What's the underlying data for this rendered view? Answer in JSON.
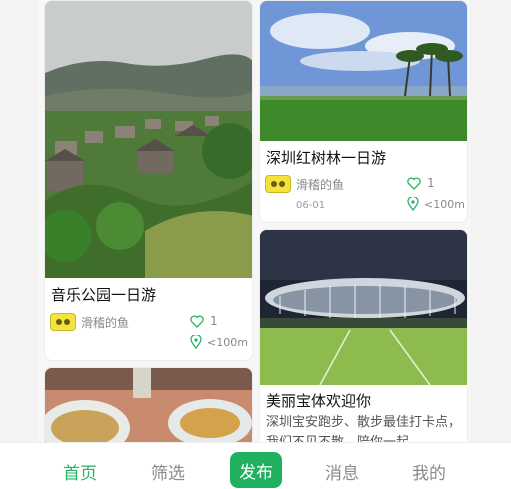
{
  "cards": [
    {
      "title": "音乐公园一日游",
      "author": "滑稽的鱼",
      "likes": "1",
      "distance": "<100m"
    },
    {
      "title": "深圳红树林一日游",
      "author": "滑稽的鱼",
      "likes": "1",
      "distance": "<100m",
      "date": "06-01"
    },
    {
      "title": "美丽宝体欢迎你",
      "description": "深圳宝安跑步、散步最佳打卡点，我们不见不散，陪你一起"
    },
    {
      "title": ""
    }
  ],
  "tabs": {
    "home": "首页",
    "filter": "筛选",
    "publish": "发布",
    "messages": "消息",
    "mine": "我的"
  },
  "colors": {
    "accent": "#22b364",
    "publish_bg": "#1fb160"
  }
}
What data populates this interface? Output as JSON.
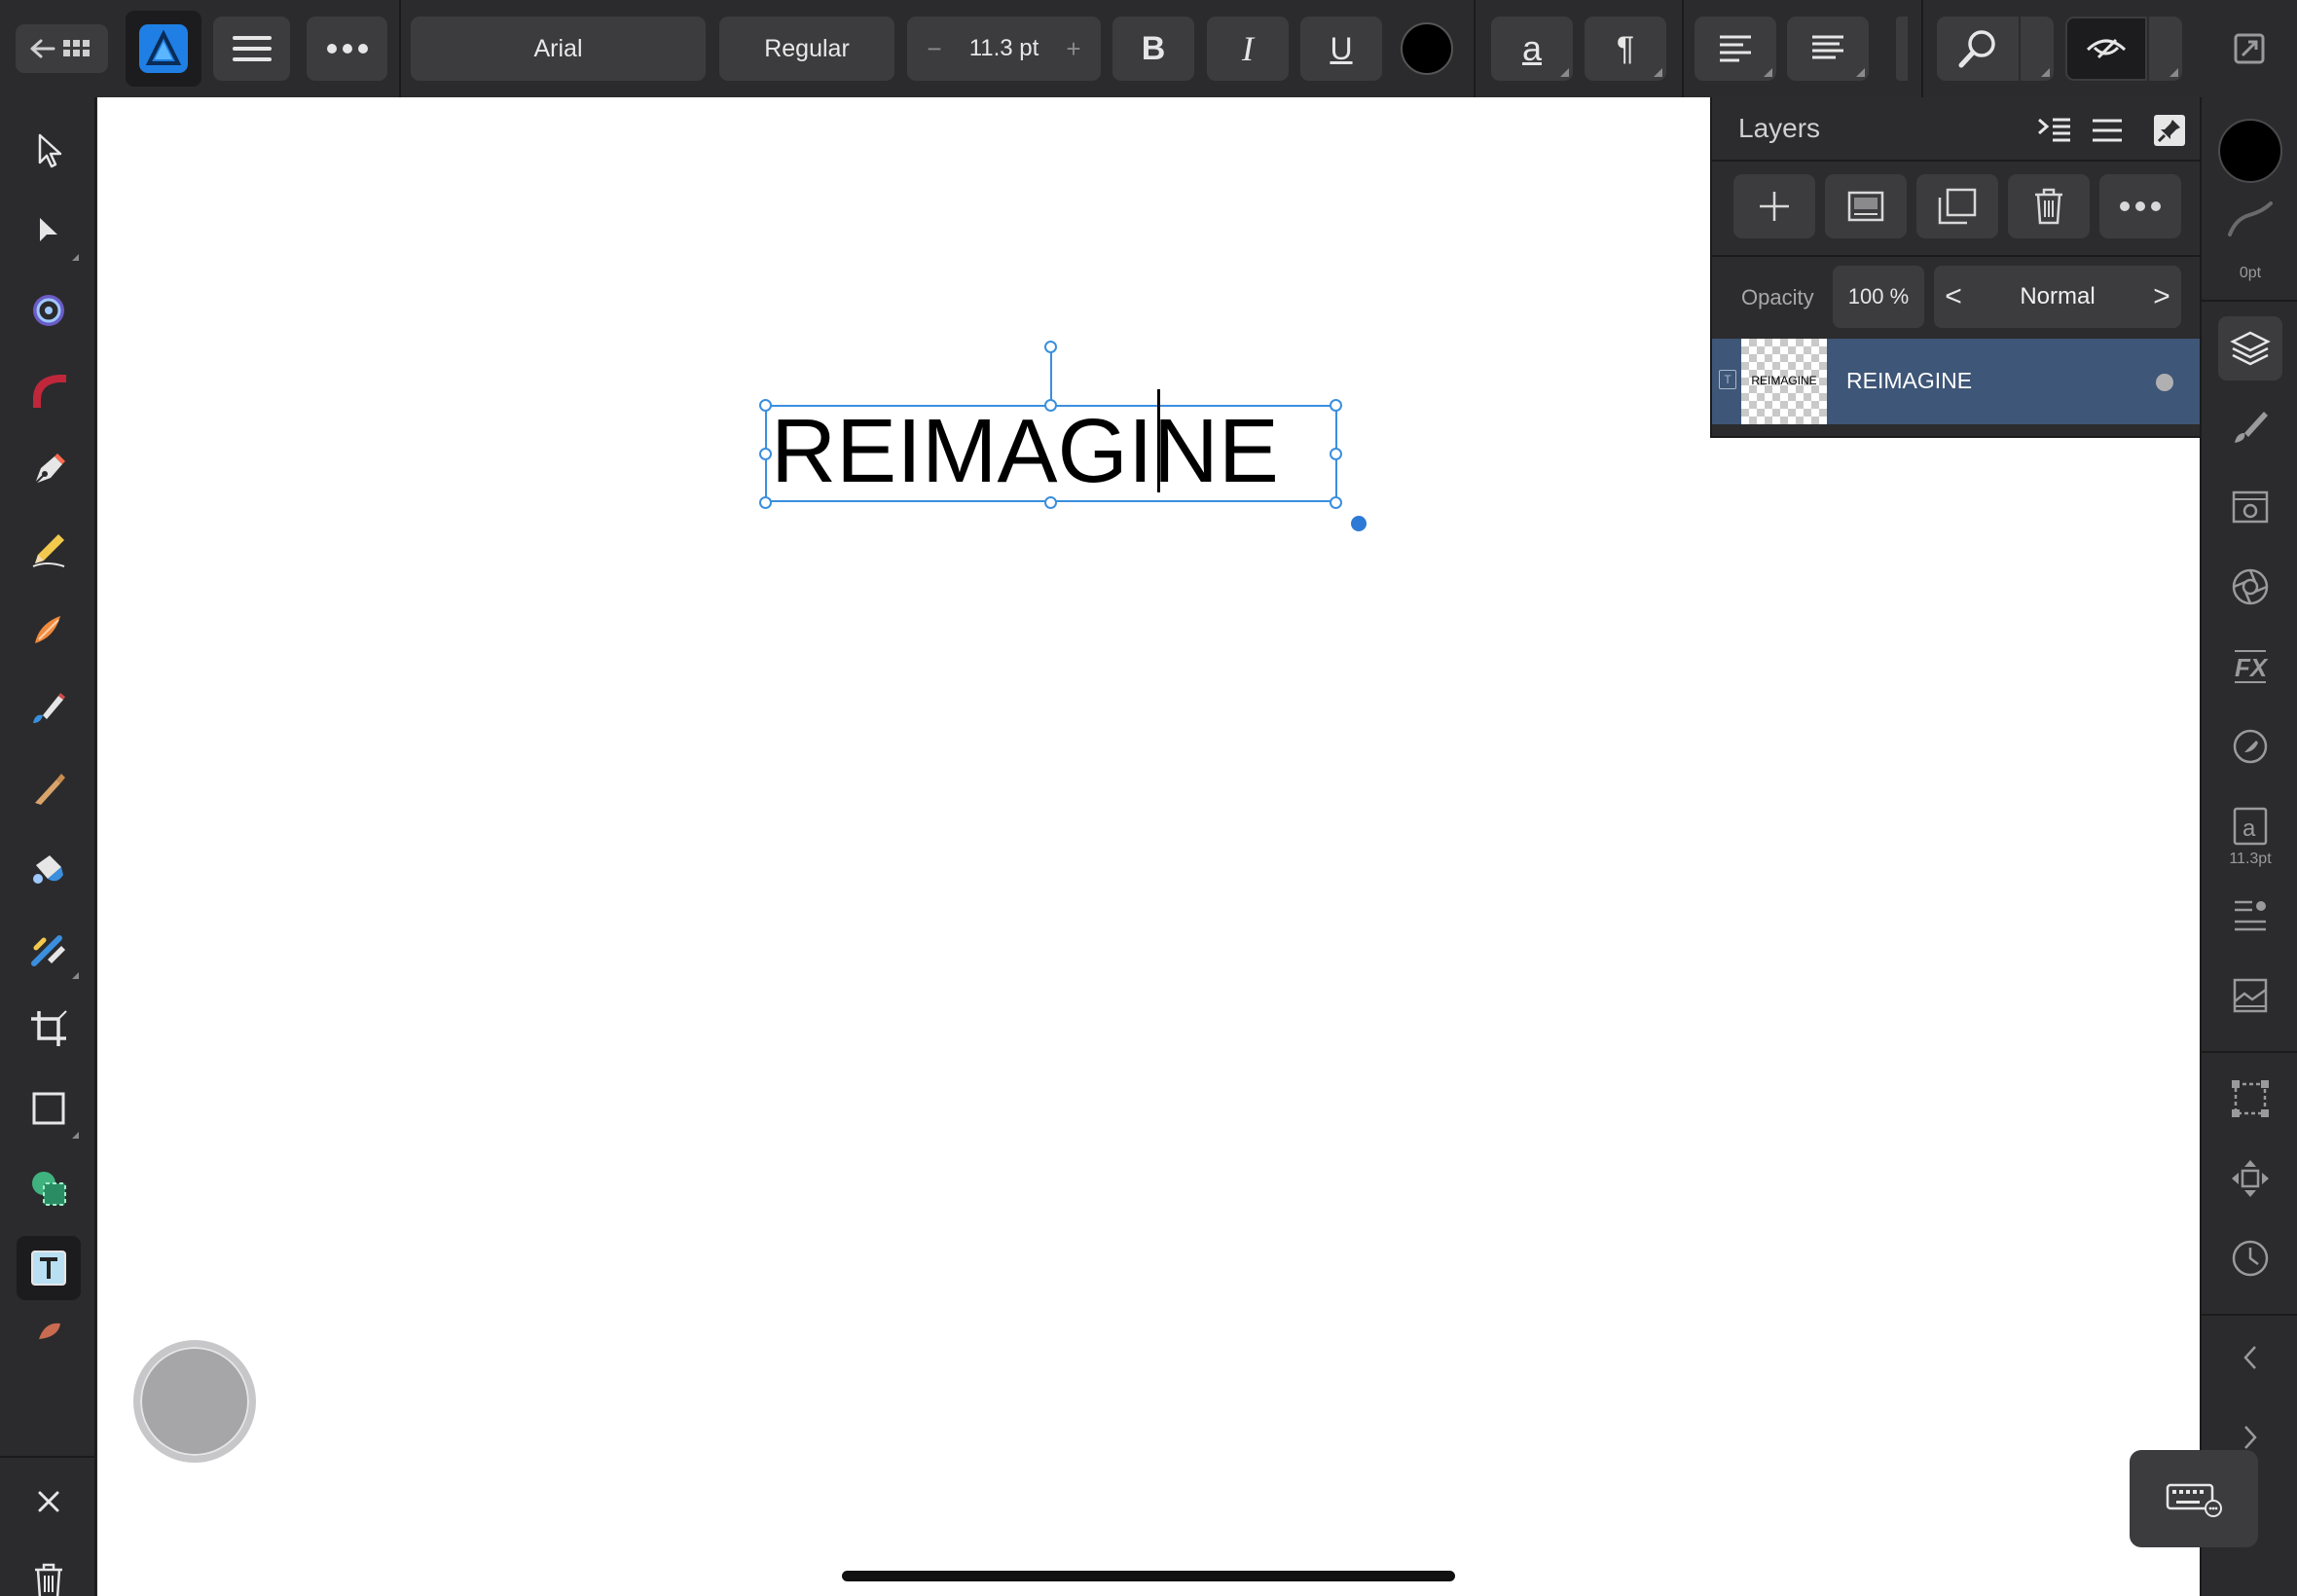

_____

Print each of the records above exactly as written, leaving no picture in the copy.

What's the underlying data for this rendered view? Answer in JSON.
{
  "cards": [
    {
      "title": "音乐公园一日游",
      "author": "滑稽的鱼",
      "likes": "1",
      "distance": "<100m"
    },
    {
      "title": "深圳红树林一日游",
      "author": "滑稽的鱼",
      "likes": "1",
      "distance": "<100m",
      "date": "06-01"
    },
    {
      "title": "美丽宝体欢迎你",
      "description": "深圳宝安跑步、散步最佳打卡点，我们不见不散，陪你一起"
    },
    {
      "title": ""
    }
  ],
  "tabs": {
    "home": "首页",
    "filter": "筛选",
    "publish": "发布",
    "messages": "消息",
    "mine": "我的"
  },
  "colors": {
    "accent": "#22b364",
    "publish_bg": "#1fb160"
  }
}
What data populates this interface? Output as JSON.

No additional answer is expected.